• _Records for this exercise_
%%

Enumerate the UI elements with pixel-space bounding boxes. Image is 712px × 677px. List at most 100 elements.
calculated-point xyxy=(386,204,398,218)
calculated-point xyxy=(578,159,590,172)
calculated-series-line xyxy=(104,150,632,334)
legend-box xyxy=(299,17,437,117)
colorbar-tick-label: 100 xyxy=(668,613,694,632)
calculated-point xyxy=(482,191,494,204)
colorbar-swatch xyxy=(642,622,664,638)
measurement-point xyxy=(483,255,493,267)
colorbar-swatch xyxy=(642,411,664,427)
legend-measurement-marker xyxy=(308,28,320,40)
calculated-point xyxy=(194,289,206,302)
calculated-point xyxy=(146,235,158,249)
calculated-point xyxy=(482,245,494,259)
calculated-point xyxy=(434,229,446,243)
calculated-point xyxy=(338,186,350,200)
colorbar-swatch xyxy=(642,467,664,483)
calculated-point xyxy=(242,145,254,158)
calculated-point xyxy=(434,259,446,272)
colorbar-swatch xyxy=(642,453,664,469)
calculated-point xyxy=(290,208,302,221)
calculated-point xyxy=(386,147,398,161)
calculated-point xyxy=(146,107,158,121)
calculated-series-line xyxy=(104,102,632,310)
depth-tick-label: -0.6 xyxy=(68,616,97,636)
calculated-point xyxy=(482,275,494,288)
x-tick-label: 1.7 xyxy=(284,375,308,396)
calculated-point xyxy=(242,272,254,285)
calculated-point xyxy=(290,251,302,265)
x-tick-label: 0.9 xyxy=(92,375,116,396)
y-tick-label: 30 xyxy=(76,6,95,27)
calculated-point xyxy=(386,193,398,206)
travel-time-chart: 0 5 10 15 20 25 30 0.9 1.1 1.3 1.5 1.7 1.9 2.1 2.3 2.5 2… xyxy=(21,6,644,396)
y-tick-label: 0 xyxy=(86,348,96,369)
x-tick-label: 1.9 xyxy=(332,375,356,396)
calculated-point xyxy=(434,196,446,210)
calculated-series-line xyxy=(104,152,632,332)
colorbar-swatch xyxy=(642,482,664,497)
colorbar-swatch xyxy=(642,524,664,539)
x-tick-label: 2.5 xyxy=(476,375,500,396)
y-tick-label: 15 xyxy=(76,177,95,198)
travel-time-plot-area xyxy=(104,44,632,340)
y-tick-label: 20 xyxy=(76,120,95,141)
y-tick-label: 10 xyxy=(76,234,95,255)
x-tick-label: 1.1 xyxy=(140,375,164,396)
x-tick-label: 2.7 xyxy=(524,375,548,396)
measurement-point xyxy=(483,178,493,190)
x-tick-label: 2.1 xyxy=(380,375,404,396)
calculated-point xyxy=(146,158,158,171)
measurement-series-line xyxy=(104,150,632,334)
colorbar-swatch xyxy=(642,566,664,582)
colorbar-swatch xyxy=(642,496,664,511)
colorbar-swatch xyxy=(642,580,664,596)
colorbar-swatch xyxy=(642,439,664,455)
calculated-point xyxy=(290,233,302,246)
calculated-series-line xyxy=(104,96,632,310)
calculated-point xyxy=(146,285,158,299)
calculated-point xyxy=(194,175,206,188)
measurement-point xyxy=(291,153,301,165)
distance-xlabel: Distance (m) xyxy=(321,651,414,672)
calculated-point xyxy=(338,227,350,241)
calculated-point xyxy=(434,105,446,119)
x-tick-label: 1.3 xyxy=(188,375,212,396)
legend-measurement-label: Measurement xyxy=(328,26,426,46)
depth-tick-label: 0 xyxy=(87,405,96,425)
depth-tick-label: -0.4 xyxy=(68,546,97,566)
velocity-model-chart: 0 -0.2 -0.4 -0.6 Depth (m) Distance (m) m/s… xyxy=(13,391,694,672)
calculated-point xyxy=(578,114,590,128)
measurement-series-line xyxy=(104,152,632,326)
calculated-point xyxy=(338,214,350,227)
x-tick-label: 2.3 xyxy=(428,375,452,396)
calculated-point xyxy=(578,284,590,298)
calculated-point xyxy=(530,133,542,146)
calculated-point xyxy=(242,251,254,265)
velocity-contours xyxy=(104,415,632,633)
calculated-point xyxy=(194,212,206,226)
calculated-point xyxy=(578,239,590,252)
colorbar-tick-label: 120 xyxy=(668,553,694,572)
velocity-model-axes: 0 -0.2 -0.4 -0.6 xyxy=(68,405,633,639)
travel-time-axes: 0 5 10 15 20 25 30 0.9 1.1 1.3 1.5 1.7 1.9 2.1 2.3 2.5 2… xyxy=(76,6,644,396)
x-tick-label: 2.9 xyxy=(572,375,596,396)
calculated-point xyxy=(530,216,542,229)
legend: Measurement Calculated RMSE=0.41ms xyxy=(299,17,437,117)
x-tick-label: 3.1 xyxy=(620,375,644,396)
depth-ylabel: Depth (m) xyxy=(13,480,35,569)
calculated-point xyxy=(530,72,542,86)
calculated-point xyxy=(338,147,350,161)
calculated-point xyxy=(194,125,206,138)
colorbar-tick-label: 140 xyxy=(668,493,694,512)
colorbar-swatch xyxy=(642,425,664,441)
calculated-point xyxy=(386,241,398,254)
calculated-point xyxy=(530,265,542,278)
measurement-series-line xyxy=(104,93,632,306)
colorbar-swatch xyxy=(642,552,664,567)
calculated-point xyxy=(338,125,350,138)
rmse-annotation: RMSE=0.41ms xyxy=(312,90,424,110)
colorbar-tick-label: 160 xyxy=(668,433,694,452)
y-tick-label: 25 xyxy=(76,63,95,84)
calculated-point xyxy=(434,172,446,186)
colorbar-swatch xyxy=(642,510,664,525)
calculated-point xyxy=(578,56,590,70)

%%

Rewrite all the rows above, changing every "colorbar-swatch" to "color-key-swatch" and leaving everything else the same.

• _Reply to the exercise_
Enumerate the UI elements with pixel-space bounding boxes. Image is 712px × 677px. List at most 100 elements.
calculated-point xyxy=(386,204,398,218)
calculated-point xyxy=(578,159,590,172)
calculated-series-line xyxy=(104,150,632,334)
legend-box xyxy=(299,17,437,117)
colorbar-tick-label: 100 xyxy=(668,613,694,632)
calculated-point xyxy=(482,191,494,204)
color-key-swatch xyxy=(642,622,664,638)
measurement-point xyxy=(483,255,493,267)
color-key-swatch xyxy=(642,411,664,427)
legend-measurement-marker xyxy=(308,28,320,40)
calculated-point xyxy=(194,289,206,302)
calculated-point xyxy=(146,235,158,249)
calculated-point xyxy=(482,245,494,259)
calculated-point xyxy=(434,229,446,243)
calculated-point xyxy=(338,186,350,200)
color-key-swatch xyxy=(642,467,664,483)
calculated-point xyxy=(242,145,254,158)
calculated-point xyxy=(434,259,446,272)
color-key-swatch xyxy=(642,453,664,469)
calculated-point xyxy=(290,208,302,221)
calculated-point xyxy=(386,147,398,161)
calculated-point xyxy=(146,107,158,121)
calculated-series-line xyxy=(104,102,632,310)
depth-tick-label: -0.6 xyxy=(68,616,97,636)
calculated-point xyxy=(482,275,494,288)
x-tick-label: 1.7 xyxy=(284,375,308,396)
calculated-point xyxy=(242,272,254,285)
calculated-point xyxy=(290,251,302,265)
x-tick-label: 0.9 xyxy=(92,375,116,396)
y-tick-label: 30 xyxy=(76,6,95,27)
calculated-point xyxy=(386,193,398,206)
travel-time-chart: 0 5 10 15 20 25 30 0.9 1.1 1.3 1.5 1.7 1.9 2.1 2.3 2.5 2… xyxy=(21,6,644,396)
y-tick-label: 0 xyxy=(86,348,96,369)
x-tick-label: 1.9 xyxy=(332,375,356,396)
calculated-point xyxy=(434,196,446,210)
calculated-series-line xyxy=(104,152,632,332)
color-key-swatch xyxy=(642,482,664,497)
color-key-swatch xyxy=(642,524,664,539)
x-tick-label: 2.5 xyxy=(476,375,500,396)
y-tick-label: 15 xyxy=(76,177,95,198)
travel-time-plot-area xyxy=(104,44,632,340)
y-tick-label: 20 xyxy=(76,120,95,141)
y-tick-label: 10 xyxy=(76,234,95,255)
x-tick-label: 1.1 xyxy=(140,375,164,396)
x-tick-label: 2.7 xyxy=(524,375,548,396)
measurement-point xyxy=(483,178,493,190)
x-tick-label: 2.1 xyxy=(380,375,404,396)
calculated-point xyxy=(146,158,158,171)
measurement-series-line xyxy=(104,150,632,334)
color-key-swatch xyxy=(642,566,664,582)
color-key-swatch xyxy=(642,496,664,511)
color-key-swatch xyxy=(642,580,664,596)
color-key-swatch xyxy=(642,439,664,455)
calculated-point xyxy=(290,233,302,246)
calculated-series-line xyxy=(104,96,632,310)
calculated-point xyxy=(146,285,158,299)
calculated-point xyxy=(194,175,206,188)
measurement-point xyxy=(291,153,301,165)
distance-xlabel: Distance (m) xyxy=(321,651,414,672)
calculated-point xyxy=(338,227,350,241)
calculated-point xyxy=(434,105,446,119)
x-tick-label: 1.3 xyxy=(188,375,212,396)
legend-measurement-label: Measurement xyxy=(328,26,426,46)
depth-tick-label: 0 xyxy=(87,405,96,425)
depth-tick-label: -0.4 xyxy=(68,546,97,566)
velocity-model-chart: 0 -0.2 -0.4 -0.6 Depth (m) Distance (m) m/s… xyxy=(13,391,694,672)
calculated-point xyxy=(578,114,590,128)
measurement-series-line xyxy=(104,152,632,326)
calculated-point xyxy=(338,214,350,227)
x-tick-label: 2.3 xyxy=(428,375,452,396)
calculated-point xyxy=(578,284,590,298)
calculated-point xyxy=(530,133,542,146)
calculated-point xyxy=(242,251,254,265)
velocity-contours xyxy=(104,415,632,633)
calculated-point xyxy=(194,212,206,226)
calculated-point xyxy=(578,239,590,252)
colorbar-tick-label: 120 xyxy=(668,553,694,572)
velocity-model-axes: 0 -0.2 -0.4 -0.6 xyxy=(68,405,633,639)
travel-time-axes: 0 5 10 15 20 25 30 0.9 1.1 1.3 1.5 1.7 1.9 2.1 2.3 2.5 2… xyxy=(76,6,644,396)
x-tick-label: 2.9 xyxy=(572,375,596,396)
calculated-point xyxy=(530,216,542,229)
legend: Measurement Calculated RMSE=0.41ms xyxy=(299,17,437,117)
x-tick-label: 3.1 xyxy=(620,375,644,396)
depth-ylabel: Depth (m) xyxy=(13,480,35,569)
calculated-point xyxy=(530,72,542,86)
calculated-point xyxy=(338,147,350,161)
calculated-point xyxy=(194,125,206,138)
colorbar-tick-label: 140 xyxy=(668,493,694,512)
color-key-swatch xyxy=(642,425,664,441)
calculated-point xyxy=(386,241,398,254)
calculated-point xyxy=(530,265,542,278)
measurement-series-line xyxy=(104,93,632,306)
color-key-swatch xyxy=(642,552,664,567)
calculated-point xyxy=(338,125,350,138)
rmse-annotation: RMSE=0.41ms xyxy=(312,90,424,110)
colorbar-tick-label: 160 xyxy=(668,433,694,452)
y-tick-label: 25 xyxy=(76,63,95,84)
calculated-point xyxy=(434,172,446,186)
color-key-swatch xyxy=(642,510,664,525)
calculated-point xyxy=(578,56,590,70)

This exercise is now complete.